**WHAT THIS TASK INVOLVES**
Copy each line that contains the string "поиска".

(Stored data)
——————————
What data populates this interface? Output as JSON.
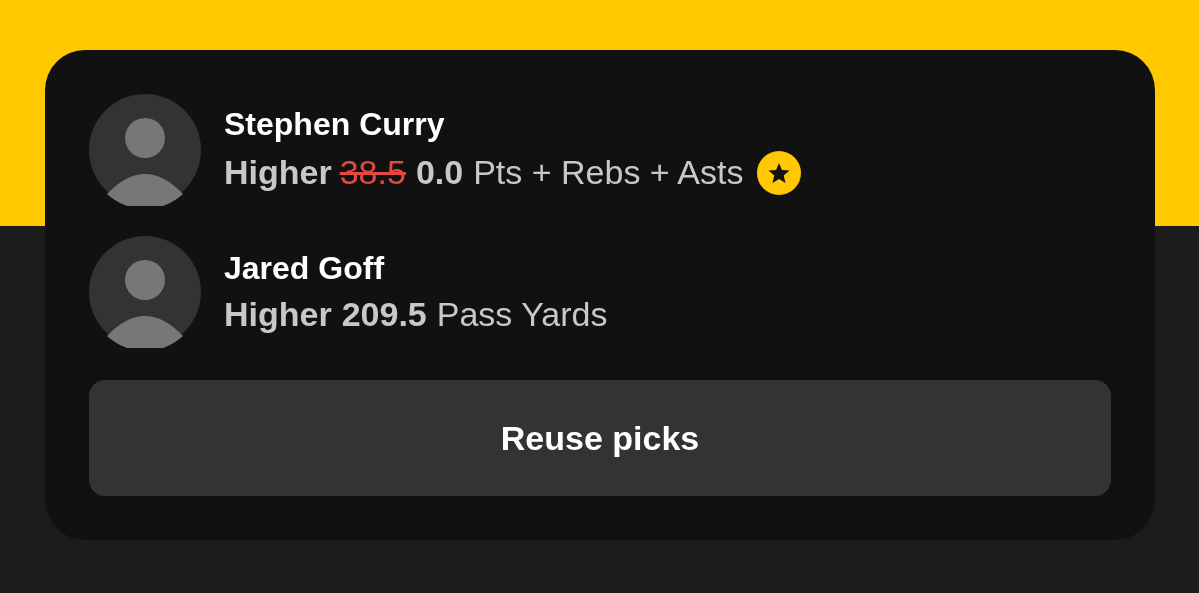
{
  "picks": [
    {
      "name": "Stephen Curry",
      "direction": "Higher",
      "original_line": "38.5",
      "line": "0.0",
      "stat": "Pts + Rebs + Asts",
      "boosted": true
    },
    {
      "name": "Jared Goff",
      "direction": "Higher",
      "line": "209.5",
      "stat": "Pass Yards",
      "boosted": false
    }
  ],
  "button": {
    "label": "Reuse picks"
  }
}
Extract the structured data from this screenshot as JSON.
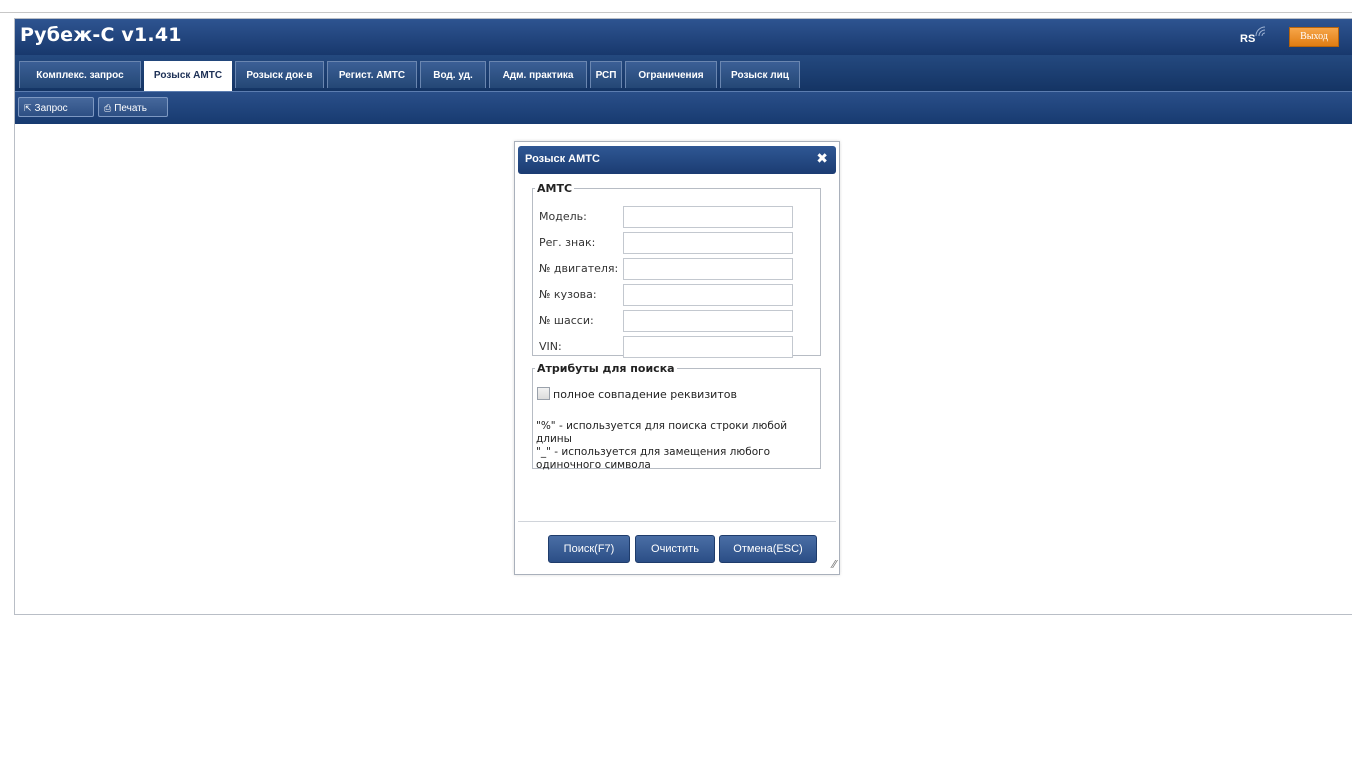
{
  "app": {
    "title": "Рубеж-С v1.41",
    "logo_text": "RS",
    "exit_label": "Выход"
  },
  "tabs": [
    {
      "label": "Комплекс. запрос",
      "active": false
    },
    {
      "label": "Розыск АМТС",
      "active": true
    },
    {
      "label": "Розыск док-в",
      "active": false
    },
    {
      "label": "Регист. АМТС",
      "active": false
    },
    {
      "label": "Вод. уд.",
      "active": false
    },
    {
      "label": "Адм. практика",
      "active": false
    },
    {
      "label": "РСП",
      "active": false
    },
    {
      "label": "Ограничения",
      "active": false
    },
    {
      "label": "Розыск лиц",
      "active": false
    }
  ],
  "toolbar": {
    "query_label": "Запрос",
    "query_icon": "query-icon",
    "print_label": "Печать",
    "print_icon": "printer-icon"
  },
  "dialog": {
    "title": "Розыск АМТС",
    "close_icon": "close-icon",
    "vehicle_group": {
      "legend": "АМТС",
      "fields": [
        {
          "label": "Модель:",
          "value": ""
        },
        {
          "label": "Рег. знак:",
          "value": ""
        },
        {
          "label": "№ двигателя:",
          "value": ""
        },
        {
          "label": "№ кузова:",
          "value": ""
        },
        {
          "label": "№ шасси:",
          "value": ""
        },
        {
          "label": "VIN:",
          "value": ""
        }
      ]
    },
    "search_attrs": {
      "legend": "Атрибуты для поиска",
      "exact_match_label": "полное совпадение реквизитов",
      "exact_match_checked": false,
      "hint_percent": "\"%\" - используется для поиска строки любой длины",
      "hint_underscore": "\"_\" - используется для замещения любого одиночного символа"
    },
    "buttons": {
      "search": "Поиск(F7)",
      "clear": "Очистить",
      "cancel": "Отмена(ESC)"
    }
  },
  "colors": {
    "header_blue": "#1b3c72",
    "exit_orange": "#f08d22",
    "button_blue": "#3a5d95"
  }
}
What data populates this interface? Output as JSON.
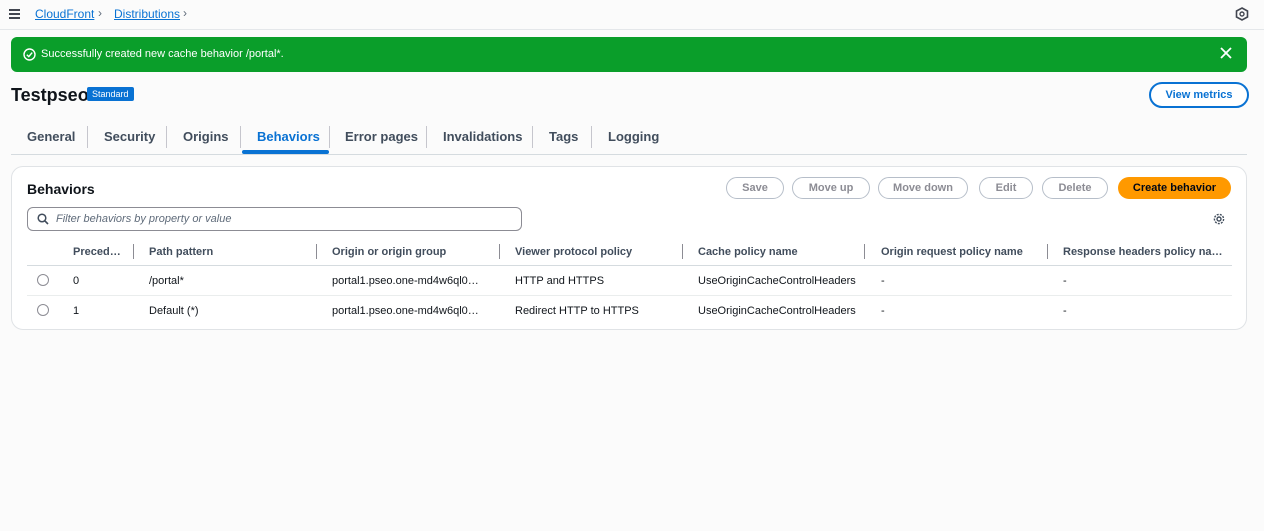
——————————
**TASK OUTPUT**
      "legend": "Атрибуты для поиска",
      "hint_percent": "\"%\" - используется для поиска строки любой длины",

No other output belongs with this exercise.